__TASK DESCRIPTION__: Below are records. Copy every line with "screenshot" in it.

__Data records__:
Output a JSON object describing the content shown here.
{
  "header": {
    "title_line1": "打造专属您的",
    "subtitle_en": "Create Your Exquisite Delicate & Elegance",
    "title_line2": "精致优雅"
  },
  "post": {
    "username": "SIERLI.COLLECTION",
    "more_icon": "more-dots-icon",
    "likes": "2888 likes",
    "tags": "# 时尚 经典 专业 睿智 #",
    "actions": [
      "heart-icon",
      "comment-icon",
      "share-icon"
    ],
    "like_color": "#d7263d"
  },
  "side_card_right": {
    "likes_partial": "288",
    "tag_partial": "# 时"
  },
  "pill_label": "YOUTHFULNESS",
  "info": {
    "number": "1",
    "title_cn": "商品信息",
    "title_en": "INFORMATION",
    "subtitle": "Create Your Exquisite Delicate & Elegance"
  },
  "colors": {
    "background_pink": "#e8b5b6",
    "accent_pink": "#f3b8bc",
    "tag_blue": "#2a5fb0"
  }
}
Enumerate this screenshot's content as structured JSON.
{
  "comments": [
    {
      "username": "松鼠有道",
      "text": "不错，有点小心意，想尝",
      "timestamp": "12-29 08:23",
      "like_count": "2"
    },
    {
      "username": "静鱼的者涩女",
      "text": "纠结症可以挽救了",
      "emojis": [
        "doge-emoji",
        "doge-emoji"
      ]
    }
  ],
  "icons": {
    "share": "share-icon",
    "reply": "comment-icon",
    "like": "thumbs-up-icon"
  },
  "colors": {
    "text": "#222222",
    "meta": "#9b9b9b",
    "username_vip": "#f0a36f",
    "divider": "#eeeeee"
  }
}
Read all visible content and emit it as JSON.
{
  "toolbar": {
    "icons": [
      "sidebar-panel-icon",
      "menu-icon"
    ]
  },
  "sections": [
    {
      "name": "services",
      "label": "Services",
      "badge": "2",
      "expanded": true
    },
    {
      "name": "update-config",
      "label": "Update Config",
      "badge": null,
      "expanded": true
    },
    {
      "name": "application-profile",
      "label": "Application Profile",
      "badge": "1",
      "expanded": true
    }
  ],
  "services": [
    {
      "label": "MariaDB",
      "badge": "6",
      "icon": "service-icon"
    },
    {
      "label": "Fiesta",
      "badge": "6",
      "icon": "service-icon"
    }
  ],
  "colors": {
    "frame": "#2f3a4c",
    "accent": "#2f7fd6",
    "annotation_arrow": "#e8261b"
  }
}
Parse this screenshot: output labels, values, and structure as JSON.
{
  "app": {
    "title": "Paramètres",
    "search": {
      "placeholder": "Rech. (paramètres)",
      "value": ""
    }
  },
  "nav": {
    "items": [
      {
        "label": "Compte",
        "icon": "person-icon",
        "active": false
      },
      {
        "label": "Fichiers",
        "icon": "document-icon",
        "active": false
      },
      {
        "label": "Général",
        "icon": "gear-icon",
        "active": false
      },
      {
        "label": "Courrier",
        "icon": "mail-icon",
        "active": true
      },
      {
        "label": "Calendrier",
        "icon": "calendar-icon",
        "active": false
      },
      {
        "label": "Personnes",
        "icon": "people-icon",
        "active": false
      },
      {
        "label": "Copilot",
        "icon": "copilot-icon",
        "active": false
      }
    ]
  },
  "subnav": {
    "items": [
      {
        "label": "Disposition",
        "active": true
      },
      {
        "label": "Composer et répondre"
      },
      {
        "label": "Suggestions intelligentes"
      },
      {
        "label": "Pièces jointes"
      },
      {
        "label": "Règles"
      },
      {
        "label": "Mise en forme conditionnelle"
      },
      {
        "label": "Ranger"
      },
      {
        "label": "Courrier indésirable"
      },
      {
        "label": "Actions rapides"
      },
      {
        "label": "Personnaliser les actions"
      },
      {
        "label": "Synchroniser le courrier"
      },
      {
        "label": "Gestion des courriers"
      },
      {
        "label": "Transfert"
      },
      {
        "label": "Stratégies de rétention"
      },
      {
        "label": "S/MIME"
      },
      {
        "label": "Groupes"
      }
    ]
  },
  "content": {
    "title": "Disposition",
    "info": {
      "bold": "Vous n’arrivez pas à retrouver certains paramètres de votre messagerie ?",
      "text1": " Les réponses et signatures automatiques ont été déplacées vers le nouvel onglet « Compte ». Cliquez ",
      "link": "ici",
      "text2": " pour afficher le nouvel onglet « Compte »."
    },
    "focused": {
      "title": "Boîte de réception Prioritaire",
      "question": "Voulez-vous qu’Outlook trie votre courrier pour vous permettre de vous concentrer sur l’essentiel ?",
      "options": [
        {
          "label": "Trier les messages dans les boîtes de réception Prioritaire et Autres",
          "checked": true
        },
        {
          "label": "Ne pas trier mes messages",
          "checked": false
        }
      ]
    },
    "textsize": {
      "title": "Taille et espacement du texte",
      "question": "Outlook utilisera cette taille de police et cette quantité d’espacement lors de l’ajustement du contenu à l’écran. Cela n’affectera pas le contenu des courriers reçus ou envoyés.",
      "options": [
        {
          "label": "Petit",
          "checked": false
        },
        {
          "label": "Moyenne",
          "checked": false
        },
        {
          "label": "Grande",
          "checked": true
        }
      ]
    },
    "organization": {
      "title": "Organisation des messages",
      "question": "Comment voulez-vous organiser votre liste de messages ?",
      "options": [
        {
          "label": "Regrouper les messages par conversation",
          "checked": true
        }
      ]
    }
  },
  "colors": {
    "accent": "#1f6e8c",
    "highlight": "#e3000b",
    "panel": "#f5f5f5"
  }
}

__COMPLETE RESPONSE__:
Enumerate this screenshot's content as structured JSON.
Parse this screenshot: output labels, values, and structure as JSON.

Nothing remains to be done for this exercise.